_Problem details_: Look through the material and copy each line holding "start".

_Provided data_:
● ● ● ● ●

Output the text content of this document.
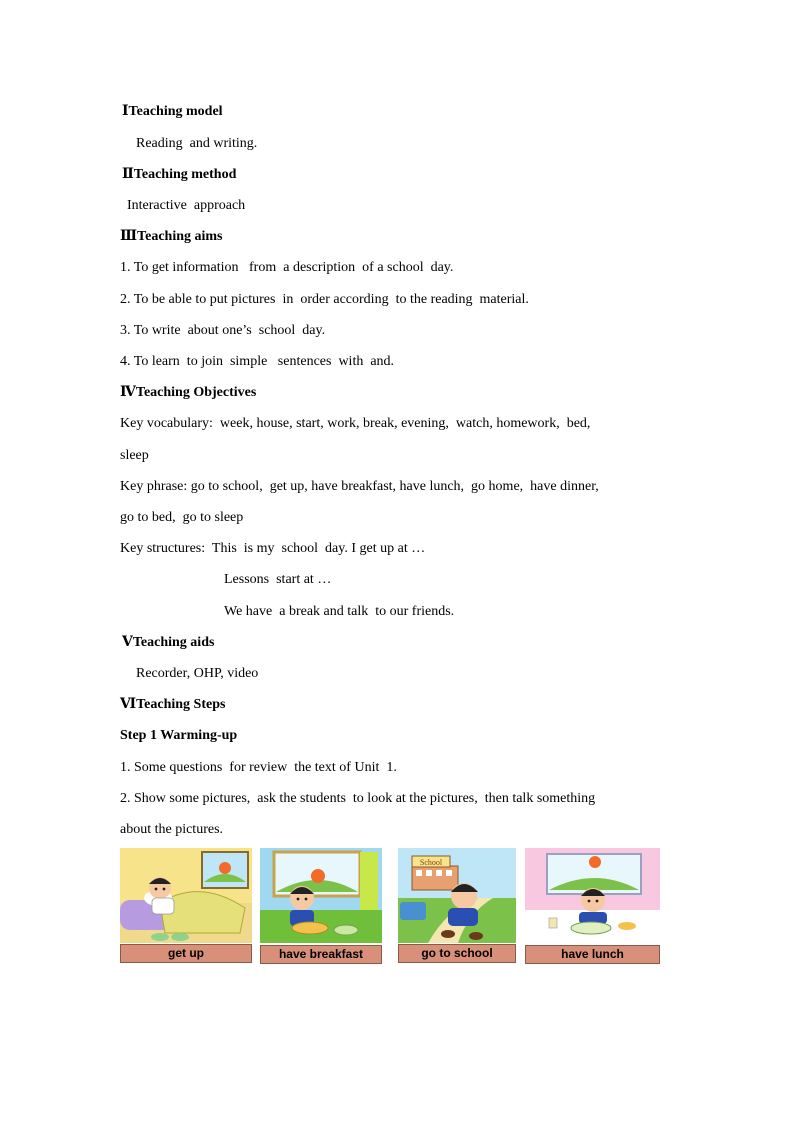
ⅠTeaching model
Reading  and writing.
ⅡTeaching method
Interactive  approach
ⅢTeaching aims
1. To get information   from  a description  of a school  day.
2. To be able to put pictures  in  order according  to the reading  material.
3. To write  about one’s  school  day.
4. To learn  to join  simple   sentences  with  and.
ⅣTeaching Objectives
Key vocabulary:  week, house, start, work, break, evening,  watch, homework,  bed,
sleep
Key phrase: go to school,  get up, have breakfast, have lunch,  go home,  have dinner,
go to bed,  go to sleep
Key structures:  This  is my  school  day. I get up at …
Lessons  start at …
We have  a break and talk  to our friends.
ⅤTeaching aids
Recorder, OHP, video
ⅥTeaching Steps
Step 1 Warming-up
1. Some questions  for review  the text of Unit  1.
2. Show some pictures,  ask the students  to look at the pictures,  then talk something
about the pictures.
get up	have breakfast
School
go to school	have lunch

● ● ● ● ●

_Completed exercise_:
Key vocabulary:  week, house, start, work, break, evening,  watch, homework,  bed,
Lessons  start at …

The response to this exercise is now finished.